>> Start Source records

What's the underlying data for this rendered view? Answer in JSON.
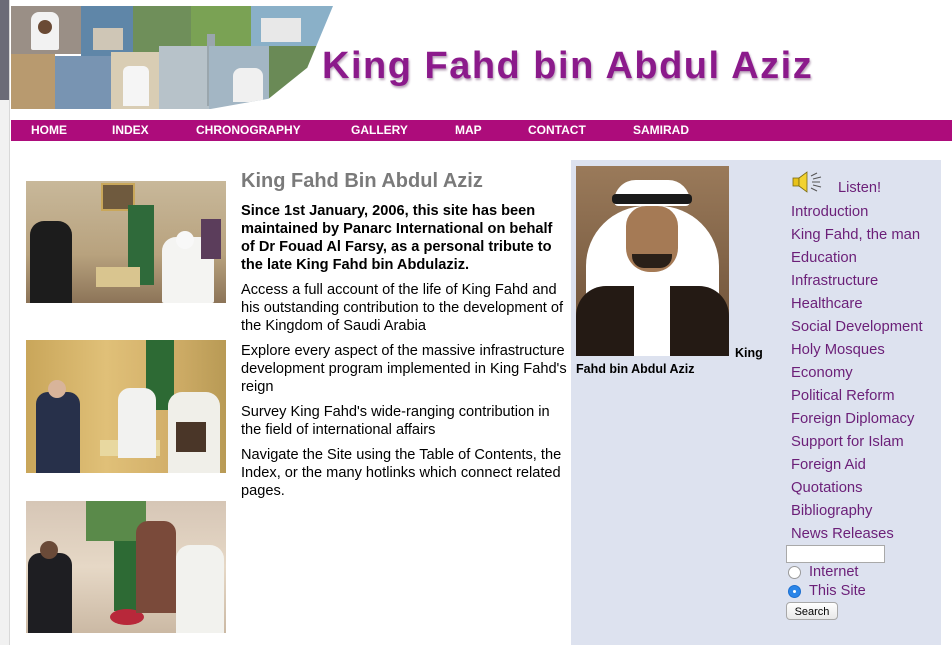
{
  "site": {
    "title": "King Fahd bin Abdul Aziz"
  },
  "nav": {
    "items": [
      {
        "label": "HOME"
      },
      {
        "label": "INDEX"
      },
      {
        "label": "CHRONOGRAPHY"
      },
      {
        "label": "GALLERY"
      },
      {
        "label": "MAP"
      },
      {
        "label": "CONTACT"
      },
      {
        "label": "SAMIRAD"
      }
    ]
  },
  "article": {
    "heading": "King Fahd Bin Abdul Aziz",
    "lead": "Since 1st January, 2006, this site has been maintained by Panarc International on behalf of Dr Fouad Al Farsy, as a personal tribute to the late King Fahd bin Abdulaziz.",
    "paragraphs": [
      "Access a full account of the life of King Fahd and his outstanding contribution to the development of the Kingdom of Saudi Arabia",
      "Explore every aspect of the massive infrastructure development program implemented in King Fahd's reign",
      "Survey King Fahd's wide-ranging contribution in the field of international affairs",
      "Navigate the Site using the Table of Contents, the Index, or the many hotlinks which connect related pages."
    ]
  },
  "portrait": {
    "caption_line1": "King",
    "caption_line2": "Fahd bin Abdul Aziz"
  },
  "listen": {
    "label": "Listen!",
    "icon": "speaker-icon"
  },
  "menu": {
    "items": [
      "Introduction",
      "King Fahd, the man",
      "Education",
      "Infrastructure",
      "Healthcare",
      "Social Development",
      "Holy Mosques",
      "Economy",
      "Political Reform",
      "Foreign Diplomacy",
      "Support for Islam",
      "Foreign Aid",
      "Quotations",
      "Bibliography",
      "News Releases"
    ]
  },
  "search": {
    "input_value": "",
    "option_internet": "Internet",
    "option_site": "This Site",
    "selected": "This Site",
    "button_label": "Search"
  },
  "colors": {
    "title": "#8b1a8b",
    "nav_bg": "#ad0c7b",
    "menu_link": "#6b1f78",
    "panel_bg": "#dde2ef",
    "heading_gray": "#7a7a7a"
  }
}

>> End Source records

# Task statement:
Skip the pictures and print each record exactly as it stands.

# Solution to this task:
What's the underlying data for this rendered view? Answer in JSON.
{
  "site": {
    "title": "King Fahd bin Abdul Aziz"
  },
  "nav": {
    "items": [
      {
        "label": "HOME"
      },
      {
        "label": "INDEX"
      },
      {
        "label": "CHRONOGRAPHY"
      },
      {
        "label": "GALLERY"
      },
      {
        "label": "MAP"
      },
      {
        "label": "CONTACT"
      },
      {
        "label": "SAMIRAD"
      }
    ]
  },
  "article": {
    "heading": "King Fahd Bin Abdul Aziz",
    "lead": "Since 1st January, 2006, this site has been maintained by Panarc International on behalf of Dr Fouad Al Farsy, as a personal tribute to the late King Fahd bin Abdulaziz.",
    "paragraphs": [
      "Access a full account of the life of King Fahd and his outstanding contribution to the development of the Kingdom of Saudi Arabia",
      "Explore every aspect of the massive infrastructure development program implemented in King Fahd's reign",
      "Survey King Fahd's wide-ranging contribution in the field of international affairs",
      "Navigate the Site using the Table of Contents, the Index, or the many hotlinks which connect related pages."
    ]
  },
  "portrait": {
    "caption_line1": "King",
    "caption_line2": "Fahd bin Abdul Aziz"
  },
  "listen": {
    "label": "Listen!",
    "icon": "speaker-icon"
  },
  "menu": {
    "items": [
      "Introduction",
      "King Fahd, the man",
      "Education",
      "Infrastructure",
      "Healthcare",
      "Social Development",
      "Holy Mosques",
      "Economy",
      "Political Reform",
      "Foreign Diplomacy",
      "Support for Islam",
      "Foreign Aid",
      "Quotations",
      "Bibliography",
      "News Releases"
    ]
  },
  "search": {
    "input_value": "",
    "option_internet": "Internet",
    "option_site": "This Site",
    "selected": "This Site",
    "button_label": "Search"
  },
  "colors": {
    "title": "#8b1a8b",
    "nav_bg": "#ad0c7b",
    "menu_link": "#6b1f78",
    "panel_bg": "#dde2ef",
    "heading_gray": "#7a7a7a"
  }
}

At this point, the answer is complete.